Pull out every line below that contains the word "orddicom".

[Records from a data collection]
========================

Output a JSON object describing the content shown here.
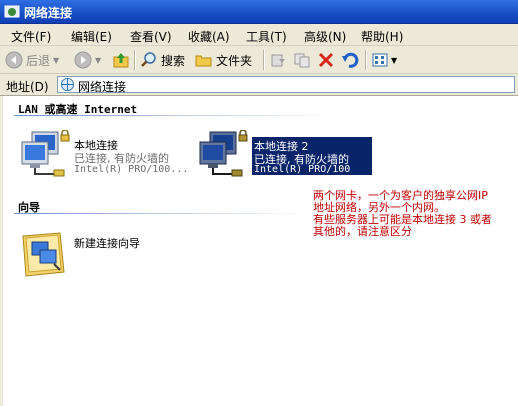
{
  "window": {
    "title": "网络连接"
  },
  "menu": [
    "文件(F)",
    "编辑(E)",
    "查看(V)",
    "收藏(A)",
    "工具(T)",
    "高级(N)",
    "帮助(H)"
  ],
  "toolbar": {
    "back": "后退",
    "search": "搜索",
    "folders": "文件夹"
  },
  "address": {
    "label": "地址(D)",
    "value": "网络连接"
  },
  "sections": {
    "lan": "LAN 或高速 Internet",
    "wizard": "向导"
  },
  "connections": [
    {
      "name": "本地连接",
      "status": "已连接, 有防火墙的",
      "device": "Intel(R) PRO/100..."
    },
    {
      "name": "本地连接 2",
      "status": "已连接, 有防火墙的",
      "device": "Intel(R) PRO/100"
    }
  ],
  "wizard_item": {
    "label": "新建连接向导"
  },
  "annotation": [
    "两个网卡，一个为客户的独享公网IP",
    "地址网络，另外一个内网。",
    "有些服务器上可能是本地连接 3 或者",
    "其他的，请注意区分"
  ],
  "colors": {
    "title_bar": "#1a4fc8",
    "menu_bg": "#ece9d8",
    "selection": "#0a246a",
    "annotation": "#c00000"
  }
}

========================

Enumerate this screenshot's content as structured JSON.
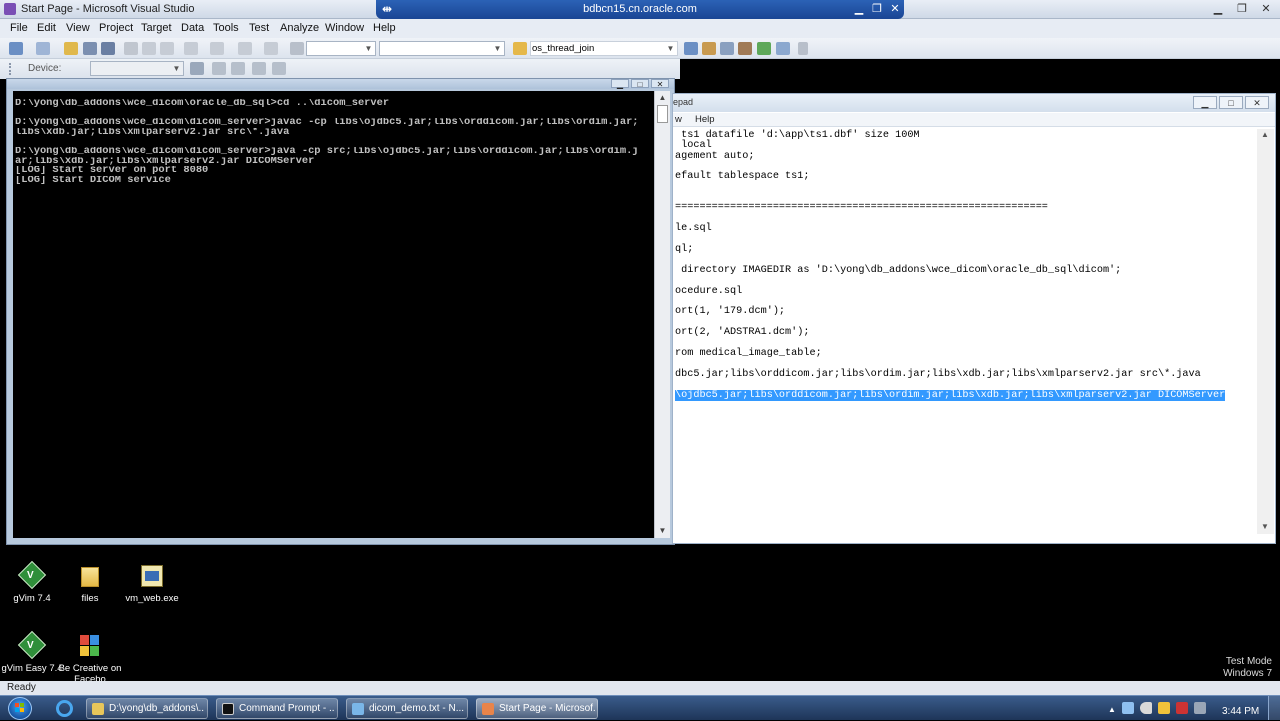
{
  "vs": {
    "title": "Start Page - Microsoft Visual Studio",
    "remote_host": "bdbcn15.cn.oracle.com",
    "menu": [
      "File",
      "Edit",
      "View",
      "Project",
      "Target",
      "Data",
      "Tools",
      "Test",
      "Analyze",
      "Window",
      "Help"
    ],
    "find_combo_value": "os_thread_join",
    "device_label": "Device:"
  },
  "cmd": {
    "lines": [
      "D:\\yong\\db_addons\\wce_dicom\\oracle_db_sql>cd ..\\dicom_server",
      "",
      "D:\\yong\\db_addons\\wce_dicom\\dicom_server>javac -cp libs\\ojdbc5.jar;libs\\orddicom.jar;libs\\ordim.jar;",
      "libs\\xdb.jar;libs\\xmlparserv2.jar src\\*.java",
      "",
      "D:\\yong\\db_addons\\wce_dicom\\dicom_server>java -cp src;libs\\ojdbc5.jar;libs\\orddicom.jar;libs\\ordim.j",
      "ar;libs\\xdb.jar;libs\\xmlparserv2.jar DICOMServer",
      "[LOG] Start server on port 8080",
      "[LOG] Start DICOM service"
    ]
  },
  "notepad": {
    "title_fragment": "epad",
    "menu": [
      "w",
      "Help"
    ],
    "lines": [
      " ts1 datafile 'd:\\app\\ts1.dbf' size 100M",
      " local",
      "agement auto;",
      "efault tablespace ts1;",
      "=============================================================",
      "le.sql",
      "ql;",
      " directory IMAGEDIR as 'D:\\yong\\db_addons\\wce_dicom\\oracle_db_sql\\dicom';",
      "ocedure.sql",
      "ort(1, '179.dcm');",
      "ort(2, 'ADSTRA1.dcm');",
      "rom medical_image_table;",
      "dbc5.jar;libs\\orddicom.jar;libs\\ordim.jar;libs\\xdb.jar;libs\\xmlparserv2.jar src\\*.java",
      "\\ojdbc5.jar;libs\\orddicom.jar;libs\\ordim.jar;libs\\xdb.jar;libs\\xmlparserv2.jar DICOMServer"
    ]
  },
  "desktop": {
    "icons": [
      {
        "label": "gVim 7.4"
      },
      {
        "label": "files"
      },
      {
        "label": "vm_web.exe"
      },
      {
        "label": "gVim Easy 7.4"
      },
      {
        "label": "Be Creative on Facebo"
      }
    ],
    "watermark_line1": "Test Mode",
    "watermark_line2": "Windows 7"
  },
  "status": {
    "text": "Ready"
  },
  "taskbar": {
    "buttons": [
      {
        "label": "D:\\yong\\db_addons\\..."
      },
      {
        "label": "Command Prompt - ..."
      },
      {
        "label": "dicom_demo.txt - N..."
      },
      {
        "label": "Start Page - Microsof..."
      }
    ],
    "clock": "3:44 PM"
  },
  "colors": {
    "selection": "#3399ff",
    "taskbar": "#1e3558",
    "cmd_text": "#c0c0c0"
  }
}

========================

| ANSWER FOR THE TASK |
      "D:\\yong\\db_addons\\wce_dicom\\dicom_server>javac -cp libs\\ojdbc5.jar;libs\\orddicom.jar;libs\\ordim.jar;",
      "D:\\yong\\db_addons\\wce_dicom\\dicom_server>java -cp src;libs\\ojdbc5.jar;libs\\orddicom.jar;libs\\ordim.j",
      "dbc5.jar;libs\\orddicom.jar;libs\\ordim.jar;libs\\xdb.jar;libs\\xmlparserv2.jar src\\*.java",
      "\\ojdbc5.jar;libs\\orddicom.jar;libs\\ordim.jar;libs\\xdb.jar;libs\\xmlparserv2.jar DICOMServer"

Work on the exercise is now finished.